> TEXT PASSAGE
◇ ◇ ◇
US President Donald Trump speaks during a memorial service at the Pentagon for the 9/11 terrorist attacks  September 11, 2017 in Washington, DC. / AFP PHOTO / Brendan Smialowski        (Photo credit should read BRENDAN SMIALOWSKI/AFP via Getty Images)
Michael Cohen makes prediction about Trump and 2024
08:29 - Source: CNN

Editor’s Note: Michael D’Antonio is the author of the book “Never Enough: Donald Trump and the Pursuit of Success” and co-author, with Peter Eisner, of the book “High Crimes: The Corruption, Impunity, and Impeachment of Donald Trump.” The opinions expressed in this commentary are his own. View more opinion on CNN.

CNN  — 

When House Republicans gathered in April to discuss their campaign prospects, Wyoming Rep. Liz Cheney was disturbed by a presentation of internal polling data shared by the National Republican Congressional Committee: The briefers left out the fact that Donald Trump, the man who was consolidating control of the party, was not popular among voters in the key swing districts where the battle for control of Congress is won or lost.

Michael D'Antonio

And according to The Washington Post, Cheney, one of only 10 House Republicans to vote to impeach Trump in February, had also seen this happen at a leadership meeting the previous month. She feared that this refusal to share the full facts about the former President’s approval ratings could hurt colleagues running for reelection in 2022.

How could it happen that Republicans would be willing to play fast and loose with facts in a way that made Trump look good? You might call it the Michael Cohen effect.

Cohen is, of course, the former self-proclaimed “fixer” for Donald Trump who pleaded guilty to lying to Congress on Trump’s behalf and served federal prison time for it. Cohen has said that his former boss didn’t have to tell him when to use shady moves. He just knew when Trump wanted him to deceive and went ahead and did it.

“He speaks in a code,” said Cohen, “and I understand the code because I’ve been around him for a decade.” For the record, Trump responded in a 2019 tweet that Cohen “did bad things unrelated to Trump.” I side with Cohen when it comes to Trump’s way of letting folks know how he wants things done. Indeed, I don’t think there are many well-informed Americans ignorant of the fact that the former President is a demanding person who expects others to intuit his needs and act accordingly.
◇ ◇ ◇
> ENTRIES
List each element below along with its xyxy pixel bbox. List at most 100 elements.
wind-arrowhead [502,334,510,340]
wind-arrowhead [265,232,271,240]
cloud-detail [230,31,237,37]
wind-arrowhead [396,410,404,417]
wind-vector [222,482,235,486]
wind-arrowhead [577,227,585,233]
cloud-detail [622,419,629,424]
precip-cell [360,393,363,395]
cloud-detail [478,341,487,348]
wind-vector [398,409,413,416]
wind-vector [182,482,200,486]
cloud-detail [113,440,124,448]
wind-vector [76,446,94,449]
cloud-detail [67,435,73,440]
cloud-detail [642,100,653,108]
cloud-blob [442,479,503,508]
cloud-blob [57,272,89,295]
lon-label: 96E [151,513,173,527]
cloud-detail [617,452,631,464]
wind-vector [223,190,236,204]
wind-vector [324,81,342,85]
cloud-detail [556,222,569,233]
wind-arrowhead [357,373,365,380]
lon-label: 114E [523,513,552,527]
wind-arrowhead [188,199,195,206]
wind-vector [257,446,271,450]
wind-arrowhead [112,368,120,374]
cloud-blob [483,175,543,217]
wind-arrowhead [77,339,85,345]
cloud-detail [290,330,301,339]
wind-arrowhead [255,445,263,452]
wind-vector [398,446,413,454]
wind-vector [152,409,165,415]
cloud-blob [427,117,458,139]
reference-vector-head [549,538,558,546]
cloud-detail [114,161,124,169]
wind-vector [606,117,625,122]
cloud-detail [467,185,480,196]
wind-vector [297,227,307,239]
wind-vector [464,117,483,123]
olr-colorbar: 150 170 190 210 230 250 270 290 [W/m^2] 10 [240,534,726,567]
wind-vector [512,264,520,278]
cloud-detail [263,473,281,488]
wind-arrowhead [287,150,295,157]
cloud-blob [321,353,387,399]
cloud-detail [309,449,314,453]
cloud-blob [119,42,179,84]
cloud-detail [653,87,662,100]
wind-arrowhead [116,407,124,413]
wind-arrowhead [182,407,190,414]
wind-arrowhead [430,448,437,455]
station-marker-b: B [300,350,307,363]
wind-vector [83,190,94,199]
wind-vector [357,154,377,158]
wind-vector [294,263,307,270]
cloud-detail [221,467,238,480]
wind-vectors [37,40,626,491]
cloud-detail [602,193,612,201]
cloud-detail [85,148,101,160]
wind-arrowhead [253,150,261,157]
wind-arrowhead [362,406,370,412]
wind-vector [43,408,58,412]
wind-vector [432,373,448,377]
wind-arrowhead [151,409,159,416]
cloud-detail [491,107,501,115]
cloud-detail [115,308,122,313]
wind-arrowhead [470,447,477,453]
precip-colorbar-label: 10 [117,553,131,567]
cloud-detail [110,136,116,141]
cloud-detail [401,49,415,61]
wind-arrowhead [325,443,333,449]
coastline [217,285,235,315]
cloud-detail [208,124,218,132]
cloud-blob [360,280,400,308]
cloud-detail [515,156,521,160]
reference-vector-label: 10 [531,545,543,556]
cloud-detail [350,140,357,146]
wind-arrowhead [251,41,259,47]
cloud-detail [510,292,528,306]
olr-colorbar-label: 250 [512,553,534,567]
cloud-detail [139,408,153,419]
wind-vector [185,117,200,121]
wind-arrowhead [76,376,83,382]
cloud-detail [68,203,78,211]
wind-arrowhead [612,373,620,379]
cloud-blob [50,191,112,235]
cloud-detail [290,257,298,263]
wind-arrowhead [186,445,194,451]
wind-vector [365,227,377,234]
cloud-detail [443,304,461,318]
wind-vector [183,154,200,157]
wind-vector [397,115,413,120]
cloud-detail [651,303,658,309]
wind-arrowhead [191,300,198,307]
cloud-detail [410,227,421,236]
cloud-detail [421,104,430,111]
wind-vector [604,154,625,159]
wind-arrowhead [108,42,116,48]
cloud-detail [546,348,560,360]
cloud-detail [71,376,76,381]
◇ ◇ ◇
In the commentary on Trump and Liz Cheney, how many House Republicans voted to impeach Trump in February?

Ten.